Saved entries:
§ §

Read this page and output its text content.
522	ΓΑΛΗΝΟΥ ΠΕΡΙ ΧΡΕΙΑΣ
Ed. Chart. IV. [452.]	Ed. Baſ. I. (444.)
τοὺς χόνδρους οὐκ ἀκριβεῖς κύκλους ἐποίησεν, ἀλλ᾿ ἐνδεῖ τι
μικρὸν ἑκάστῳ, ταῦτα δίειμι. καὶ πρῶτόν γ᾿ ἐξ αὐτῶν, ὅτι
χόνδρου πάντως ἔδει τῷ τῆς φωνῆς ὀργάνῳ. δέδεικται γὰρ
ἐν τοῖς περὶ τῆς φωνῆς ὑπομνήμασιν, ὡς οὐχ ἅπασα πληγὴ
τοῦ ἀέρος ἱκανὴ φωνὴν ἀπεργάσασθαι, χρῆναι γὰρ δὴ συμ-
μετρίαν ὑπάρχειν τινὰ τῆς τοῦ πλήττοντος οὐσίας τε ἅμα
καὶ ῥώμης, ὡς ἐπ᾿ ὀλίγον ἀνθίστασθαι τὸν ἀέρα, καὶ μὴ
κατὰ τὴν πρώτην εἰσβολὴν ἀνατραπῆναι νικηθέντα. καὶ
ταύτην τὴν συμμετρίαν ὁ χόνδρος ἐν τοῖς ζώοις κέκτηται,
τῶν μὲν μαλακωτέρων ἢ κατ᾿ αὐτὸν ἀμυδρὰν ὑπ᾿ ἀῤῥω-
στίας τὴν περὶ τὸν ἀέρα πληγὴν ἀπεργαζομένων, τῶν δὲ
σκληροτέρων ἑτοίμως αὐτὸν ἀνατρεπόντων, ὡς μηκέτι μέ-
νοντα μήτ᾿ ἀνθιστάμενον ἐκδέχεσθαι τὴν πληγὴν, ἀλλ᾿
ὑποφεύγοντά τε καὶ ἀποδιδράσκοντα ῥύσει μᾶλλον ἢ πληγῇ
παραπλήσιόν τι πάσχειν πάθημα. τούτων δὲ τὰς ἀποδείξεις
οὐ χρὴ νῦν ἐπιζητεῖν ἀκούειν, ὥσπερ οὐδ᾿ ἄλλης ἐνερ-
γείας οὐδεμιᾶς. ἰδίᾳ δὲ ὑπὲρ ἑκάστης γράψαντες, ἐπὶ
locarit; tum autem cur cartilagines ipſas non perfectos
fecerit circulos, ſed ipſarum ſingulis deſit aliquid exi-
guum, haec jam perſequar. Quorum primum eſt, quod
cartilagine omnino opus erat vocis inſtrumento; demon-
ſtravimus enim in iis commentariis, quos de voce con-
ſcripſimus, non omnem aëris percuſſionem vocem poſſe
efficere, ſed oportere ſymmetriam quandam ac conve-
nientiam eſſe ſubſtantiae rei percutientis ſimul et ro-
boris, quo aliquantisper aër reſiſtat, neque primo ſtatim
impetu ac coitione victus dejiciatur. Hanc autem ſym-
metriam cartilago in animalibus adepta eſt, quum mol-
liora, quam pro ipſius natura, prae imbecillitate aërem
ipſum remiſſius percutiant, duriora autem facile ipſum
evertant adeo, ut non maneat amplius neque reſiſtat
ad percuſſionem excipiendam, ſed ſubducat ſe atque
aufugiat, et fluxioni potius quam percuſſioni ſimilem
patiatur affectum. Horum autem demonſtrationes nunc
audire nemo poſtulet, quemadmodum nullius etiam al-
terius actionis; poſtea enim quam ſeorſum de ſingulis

§ §

What is expected:
Write out each line of the data that holds the string "neque".

Solution for this task:
boris, quo aliquantisper aër reſiſtat, neque primo ſtatim
evertant adeo, ut non maneat amplius neque reſiſtat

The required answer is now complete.